Dataset listings of figures:
• • •

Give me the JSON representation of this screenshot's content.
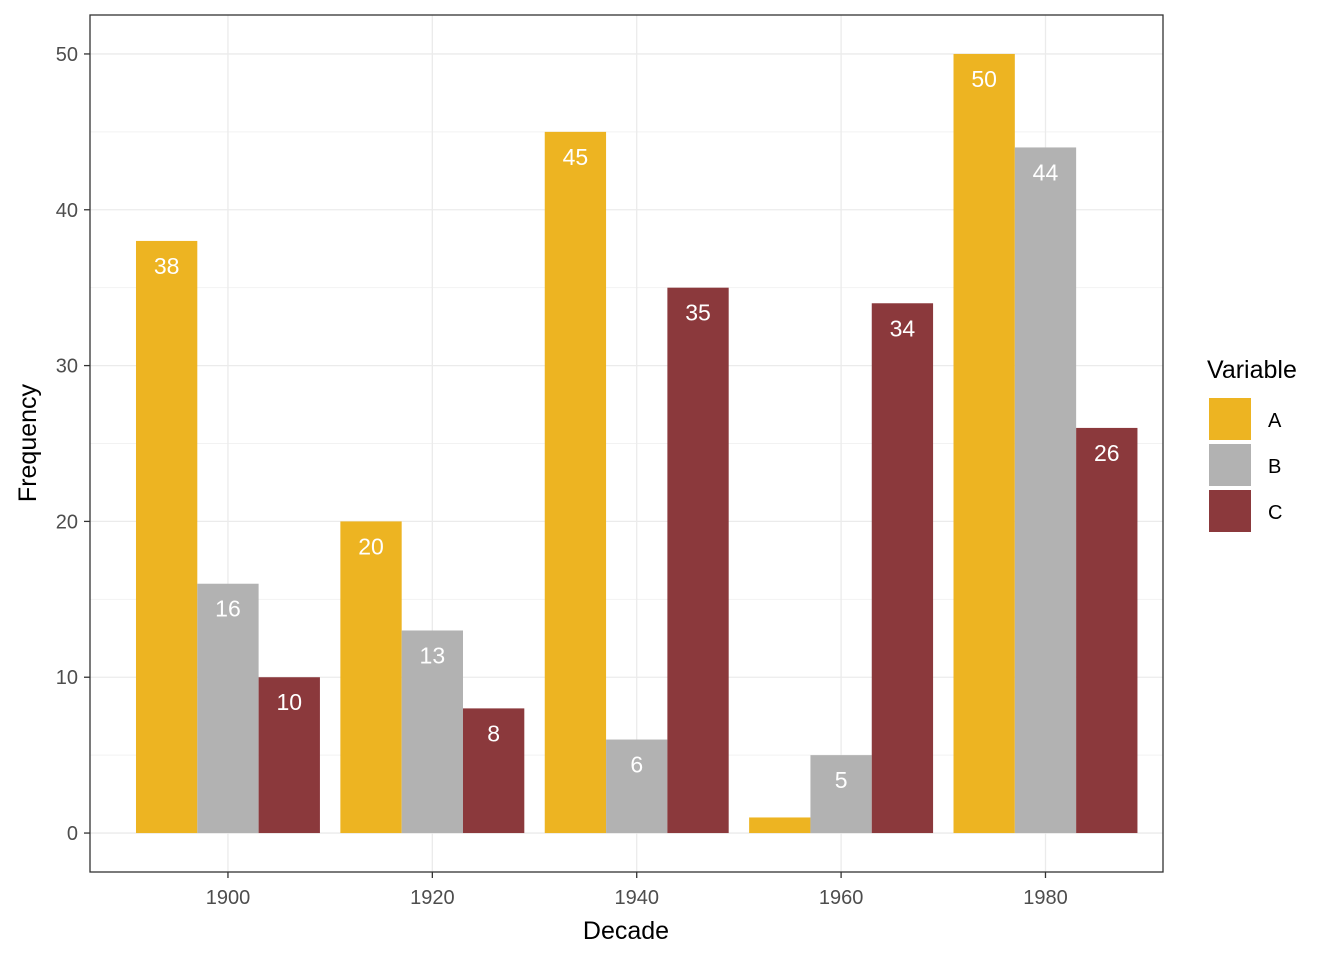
{
  "chart_data": {
    "type": "bar",
    "xlabel": "Decade",
    "ylabel": "Frequency",
    "categories": [
      "1900",
      "1920",
      "1940",
      "1960",
      "1980"
    ],
    "x_values": [
      1900,
      1920,
      1940,
      1960,
      1980
    ],
    "xlim": [
      1886.5,
      1991.5
    ],
    "ylim": [
      -2.5,
      52.5
    ],
    "y_ticks": [
      0,
      10,
      20,
      30,
      40,
      50
    ],
    "y_minor_ticks": [
      5,
      15,
      25,
      35,
      45
    ],
    "grid": true,
    "legend": {
      "title": "Variable",
      "position": "right"
    },
    "series": [
      {
        "name": "A",
        "color": "#EDB422",
        "values": [
          38,
          20,
          45,
          1,
          50
        ]
      },
      {
        "name": "B",
        "color": "#B2B2B2",
        "values": [
          16,
          13,
          6,
          5,
          44
        ]
      },
      {
        "name": "C",
        "color": "#8B393C",
        "values": [
          10,
          8,
          35,
          34,
          26
        ]
      }
    ]
  }
}
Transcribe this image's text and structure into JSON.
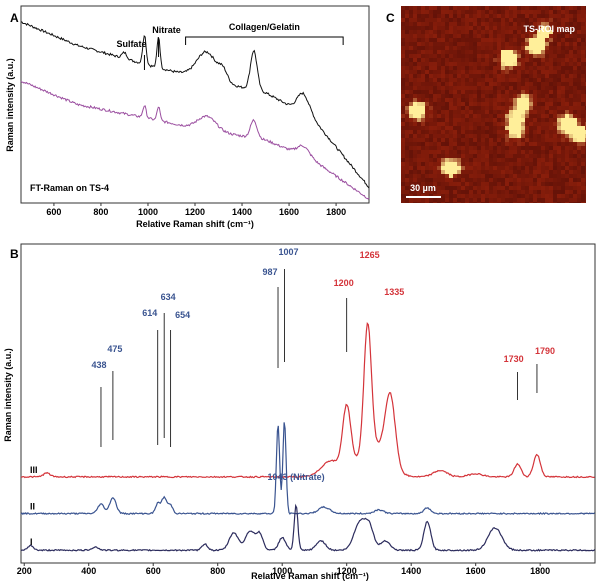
{
  "chart_data": [
    {
      "panel": "A",
      "type": "line",
      "annotation": "FT-Raman on TS-4",
      "xlabel": "Relative Raman shift (cm⁻¹)",
      "ylabel": "Raman intensity (a.u.)",
      "xlim": [
        460,
        1940
      ],
      "xticks": [
        "600",
        "800",
        "1000",
        "1200",
        "1400",
        "1600",
        "1800"
      ],
      "peak_labels": [
        {
          "text": "Sulfate",
          "x": 985
        },
        {
          "text": "Nitrate",
          "x": 1045
        }
      ],
      "bracket": {
        "text": "Collagen/Gelatin",
        "x_start": 1160,
        "x_end": 1830
      },
      "series": [
        {
          "color": "#111111",
          "offset": 0.62,
          "baseline": [
            [
              460,
              0.92
            ],
            [
              700,
              0.8
            ],
            [
              1000,
              0.7
            ],
            [
              1200,
              0.64
            ],
            [
              1500,
              0.56
            ],
            [
              1700,
              0.43
            ],
            [
              1940,
              0.08
            ]
          ],
          "peaks": [
            [
              985,
              0.15,
              10
            ],
            [
              1045,
              0.16,
              9
            ],
            [
              1250,
              0.14,
              60
            ],
            [
              1450,
              0.2,
              20
            ],
            [
              1660,
              0.1,
              35
            ],
            [
              900,
              0.03,
              15
            ],
            [
              1320,
              0.05,
              25
            ]
          ]
        },
        {
          "color": "#9b4fa0",
          "offset": 0.4,
          "baseline": [
            [
              460,
              0.62
            ],
            [
              700,
              0.5
            ],
            [
              1000,
              0.43
            ],
            [
              1200,
              0.38
            ],
            [
              1500,
              0.32
            ],
            [
              1700,
              0.22
            ],
            [
              1940,
              0.02
            ]
          ],
          "peaks": [
            [
              985,
              0.06,
              10
            ],
            [
              1045,
              0.07,
              9
            ],
            [
              1250,
              0.07,
              55
            ],
            [
              1450,
              0.09,
              20
            ],
            [
              1660,
              0.05,
              35
            ]
          ]
        }
      ]
    },
    {
      "panel": "C",
      "type": "heatmap",
      "title": "TS-ROI map",
      "scalebar": "30 µm",
      "colors": {
        "low": "#4a0a05",
        "mid": "#8a1e0b",
        "high": "#ffef9a"
      },
      "hotspots": [
        {
          "col": 0.73,
          "row": 0.2,
          "v": 1.0
        },
        {
          "col": 0.58,
          "row": 0.27,
          "v": 0.95
        },
        {
          "col": 0.09,
          "row": 0.53,
          "v": 0.85
        },
        {
          "col": 0.66,
          "row": 0.5,
          "v": 0.9
        },
        {
          "col": 0.62,
          "row": 0.63,
          "v": 0.7
        },
        {
          "col": 0.9,
          "row": 0.6,
          "v": 1.0
        },
        {
          "col": 0.96,
          "row": 0.65,
          "v": 0.9
        },
        {
          "col": 0.27,
          "row": 0.82,
          "v": 0.85
        },
        {
          "col": 0.62,
          "row": 0.57,
          "v": 0.6
        },
        {
          "col": 0.78,
          "row": 0.13,
          "v": 0.5
        }
      ]
    },
    {
      "panel": "B",
      "type": "line",
      "xlabel": "Relative Raman shift (cm⁻¹)",
      "ylabel": "Raman intensity (a.u.)",
      "xlim": [
        190,
        1970
      ],
      "xticks": [
        "200",
        "400",
        "600",
        "800",
        "1000",
        "1200",
        "1400",
        "1600",
        "1800"
      ],
      "series": [
        {
          "name": "III",
          "color": "#d4343a",
          "baseline": 0.27,
          "peaks": [
            [
              270,
              0.012,
              15
            ],
            [
              1200,
              0.2,
              18
            ],
            [
              1265,
              0.39,
              16
            ],
            [
              1335,
              0.22,
              22
            ],
            [
              1150,
              0.05,
              40
            ],
            [
              1280,
              0.1,
              60
            ],
            [
              1490,
              0.02,
              30
            ],
            [
              1730,
              0.04,
              15
            ],
            [
              1790,
              0.07,
              15
            ],
            [
              1600,
              0.01,
              30
            ]
          ]
        },
        {
          "name": "II",
          "color": "#3a5490",
          "baseline": 0.155,
          "peaks": [
            [
              438,
              0.03,
              14
            ],
            [
              475,
              0.05,
              14
            ],
            [
              614,
              0.03,
              10
            ],
            [
              634,
              0.05,
              12
            ],
            [
              654,
              0.025,
              10
            ],
            [
              987,
              0.28,
              7
            ],
            [
              1007,
              0.29,
              7
            ],
            [
              1130,
              0.02,
              25
            ],
            [
              1300,
              0.012,
              20
            ],
            [
              1450,
              0.018,
              15
            ]
          ]
        },
        {
          "name": "I",
          "color": "#2d2d5e",
          "baseline": 0.04,
          "peaks": [
            [
              220,
              0.015,
              12
            ],
            [
              420,
              0.01,
              15
            ],
            [
              760,
              0.02,
              12
            ],
            [
              850,
              0.055,
              20
            ],
            [
              900,
              0.06,
              20
            ],
            [
              930,
              0.05,
              15
            ],
            [
              1000,
              0.04,
              15
            ],
            [
              1043,
              0.14,
              8
            ],
            [
              1120,
              0.03,
              20
            ],
            [
              1240,
              0.085,
              25
            ],
            [
              1270,
              0.07,
              20
            ],
            [
              1320,
              0.03,
              20
            ],
            [
              1450,
              0.09,
              15
            ],
            [
              1660,
              0.07,
              30
            ]
          ]
        }
      ],
      "peak_labels": [
        {
          "text": "438",
          "x": 438,
          "color": "#3a5490"
        },
        {
          "text": "475",
          "x": 475,
          "color": "#3a5490"
        },
        {
          "text": "614",
          "x": 614,
          "color": "#3a5490"
        },
        {
          "text": "634",
          "x": 634,
          "color": "#3a5490"
        },
        {
          "text": "654",
          "x": 654,
          "color": "#3a5490"
        },
        {
          "text": "987",
          "x": 987,
          "color": "#3a5490"
        },
        {
          "text": "1007",
          "x": 1007,
          "color": "#3a5490"
        },
        {
          "text": "1200",
          "x": 1200,
          "color": "#d4343a"
        },
        {
          "text": "1265",
          "x": 1265,
          "color": "#d4343a"
        },
        {
          "text": "1335",
          "x": 1335,
          "color": "#d4343a"
        },
        {
          "text": "1730",
          "x": 1730,
          "color": "#d4343a"
        },
        {
          "text": "1790",
          "x": 1790,
          "color": "#d4343a"
        },
        {
          "text": "1043 (Nitrate)",
          "x": 1043,
          "color": "#3a5490"
        }
      ]
    }
  ]
}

• • •

Write out the entries again, exactly as given, skipping any images.

Give me the JSON representation of this screenshot's content.
{
  "chart_data": {
    "type": "bar",
    "xlabel": "Decade",
    "ylabel": "Frequency",
    "categories": [
      "1900",
      "1920",
      "1940",
      "1960",
      "1980"
    ],
    "x_values": [
      1900,
      1920,
      1940,
      1960,
      1980
    ],
    "xlim": [
      1886.5,
      1991.5
    ],
    "ylim": [
      -2.5,
      52.5
    ],
    "y_ticks": [
      0,
      10,
      20,
      30,
      40,
      50
    ],
    "y_minor_ticks": [
      5,
      15,
      25,
      35,
      45
    ],
    "grid": true,
    "legend": {
      "title": "Variable",
      "position": "right"
    },
    "series": [
      {
        "name": "A",
        "color": "#EDB422",
        "values": [
          38,
          20,
          45,
          1,
          50
        ]
      },
      {
        "name": "B",
        "color": "#B2B2B2",
        "values": [
          16,
          13,
          6,
          5,
          44
        ]
      },
      {
        "name": "C",
        "color": "#8B393C",
        "values": [
          10,
          8,
          35,
          34,
          26
        ]
      }
    ]
  }
}
Transcribe this image's text and structure into JSON.
{
  "chart_data": [
    {
      "panel": "A",
      "type": "line",
      "annotation": "FT-Raman on TS-4",
      "xlabel": "Relative Raman shift (cm⁻¹)",
      "ylabel": "Raman intensity (a.u.)",
      "xlim": [
        460,
        1940
      ],
      "xticks": [
        "600",
        "800",
        "1000",
        "1200",
        "1400",
        "1600",
        "1800"
      ],
      "peak_labels": [
        {
          "text": "Sulfate",
          "x": 985
        },
        {
          "text": "Nitrate",
          "x": 1045
        }
      ],
      "bracket": {
        "text": "Collagen/Gelatin",
        "x_start": 1160,
        "x_end": 1830
      },
      "series": [
        {
          "color": "#111111",
          "offset": 0.62,
          "baseline": [
            [
              460,
              0.92
            ],
            [
              700,
              0.8
            ],
            [
              1000,
              0.7
            ],
            [
              1200,
              0.64
            ],
            [
              1500,
              0.56
            ],
            [
              1700,
              0.43
            ],
            [
              1940,
              0.08
            ]
          ],
          "peaks": [
            [
              985,
              0.15,
              10
            ],
            [
              1045,
              0.16,
              9
            ],
            [
              1250,
              0.14,
              60
            ],
            [
              1450,
              0.2,
              20
            ],
            [
              1660,
              0.1,
              35
            ],
            [
              900,
              0.03,
              15
            ],
            [
              1320,
              0.05,
              25
            ]
          ]
        },
        {
          "color": "#9b4fa0",
          "offset": 0.4,
          "baseline": [
            [
              460,
              0.62
            ],
            [
              700,
              0.5
            ],
            [
              1000,
              0.43
            ],
            [
              1200,
              0.38
            ],
            [
              1500,
              0.32
            ],
            [
              1700,
              0.22
            ],
            [
              1940,
              0.02
            ]
          ],
          "peaks": [
            [
              985,
              0.06,
              10
            ],
            [
              1045,
              0.07,
              9
            ],
            [
              1250,
              0.07,
              55
            ],
            [
              1450,
              0.09,
              20
            ],
            [
              1660,
              0.05,
              35
            ]
          ]
        }
      ]
    },
    {
      "panel": "C",
      "type": "heatmap",
      "title": "TS-ROI map",
      "scalebar": "30 µm",
      "colors": {
        "low": "#4a0a05",
        "mid": "#8a1e0b",
        "high": "#ffef9a"
      },
      "hotspots": [
        {
          "col": 0.73,
          "row": 0.2,
          "v": 1.0
        },
        {
          "col": 0.58,
          "row": 0.27,
          "v": 0.95
        },
        {
          "col": 0.09,
          "row": 0.53,
          "v": 0.85
        },
        {
          "col": 0.66,
          "row": 0.5,
          "v": 0.9
        },
        {
          "col": 0.62,
          "row": 0.63,
          "v": 0.7
        },
        {
          "col": 0.9,
          "row": 0.6,
          "v": 1.0
        },
        {
          "col": 0.96,
          "row": 0.65,
          "v": 0.9
        },
        {
          "col": 0.27,
          "row": 0.82,
          "v": 0.85
        },
        {
          "col": 0.62,
          "row": 0.57,
          "v": 0.6
        },
        {
          "col": 0.78,
          "row": 0.13,
          "v": 0.5
        }
      ]
    },
    {
      "panel": "B",
      "type": "line",
      "xlabel": "Relative Raman shift (cm⁻¹)",
      "ylabel": "Raman intensity (a.u.)",
      "xlim": [
        190,
        1970
      ],
      "xticks": [
        "200",
        "400",
        "600",
        "800",
        "1000",
        "1200",
        "1400",
        "1600",
        "1800"
      ],
      "series": [
        {
          "name": "III",
          "color": "#d4343a",
          "baseline": 0.27,
          "peaks": [
            [
              270,
              0.012,
              15
            ],
            [
              1200,
              0.2,
              18
            ],
            [
              1265,
              0.39,
              16
            ],
            [
              1335,
              0.22,
              22
            ],
            [
              1150,
              0.05,
              40
            ],
            [
              1280,
              0.1,
              60
            ],
            [
              1490,
              0.02,
              30
            ],
            [
              1730,
              0.04,
              15
            ],
            [
              1790,
              0.07,
              15
            ],
            [
              1600,
              0.01,
              30
            ]
          ]
        },
        {
          "name": "II",
          "color": "#3a5490",
          "baseline": 0.155,
          "peaks": [
            [
              438,
              0.03,
              14
            ],
            [
              475,
              0.05,
              14
            ],
            [
              614,
              0.03,
              10
            ],
            [
              634,
              0.05,
              12
            ],
            [
              654,
              0.025,
              10
            ],
            [
              987,
              0.28,
              7
            ],
            [
              1007,
              0.29,
              7
            ],
            [
              1130,
              0.02,
              25
            ],
            [
              1300,
              0.012,
              20
            ],
            [
              1450,
              0.018,
              15
            ]
          ]
        },
        {
          "name": "I",
          "color": "#2d2d5e",
          "baseline": 0.04,
          "peaks": [
            [
              220,
              0.015,
              12
            ],
            [
              420,
              0.01,
              15
            ],
            [
              760,
              0.02,
              12
            ],
            [
              850,
              0.055,
              20
            ],
            [
              900,
              0.06,
              20
            ],
            [
              930,
              0.05,
              15
            ],
            [
              1000,
              0.04,
              15
            ],
            [
              1043,
              0.14,
              8
            ],
            [
              1120,
              0.03,
              20
            ],
            [
              1240,
              0.085,
              25
            ],
            [
              1270,
              0.07,
              20
            ],
            [
              1320,
              0.03,
              20
            ],
            [
              1450,
              0.09,
              15
            ],
            [
              1660,
              0.07,
              30
            ]
          ]
        }
      ],
      "peak_labels": [
        {
          "text": "438",
          "x": 438,
          "color": "#3a5490"
        },
        {
          "text": "475",
          "x": 475,
          "color": "#3a5490"
        },
        {
          "text": "614",
          "x": 614,
          "color": "#3a5490"
        },
        {
          "text": "634",
          "x": 634,
          "color": "#3a5490"
        },
        {
          "text": "654",
          "x": 654,
          "color": "#3a5490"
        },
        {
          "text": "987",
          "x": 987,
          "color": "#3a5490"
        },
        {
          "text": "1007",
          "x": 1007,
          "color": "#3a5490"
        },
        {
          "text": "1200",
          "x": 1200,
          "color": "#d4343a"
        },
        {
          "text": "1265",
          "x": 1265,
          "color": "#d4343a"
        },
        {
          "text": "1335",
          "x": 1335,
          "color": "#d4343a"
        },
        {
          "text": "1730",
          "x": 1730,
          "color": "#d4343a"
        },
        {
          "text": "1790",
          "x": 1790,
          "color": "#d4343a"
        },
        {
          "text": "1043 (Nitrate)",
          "x": 1043,
          "color": "#3a5490"
        }
      ]
    }
  ]
}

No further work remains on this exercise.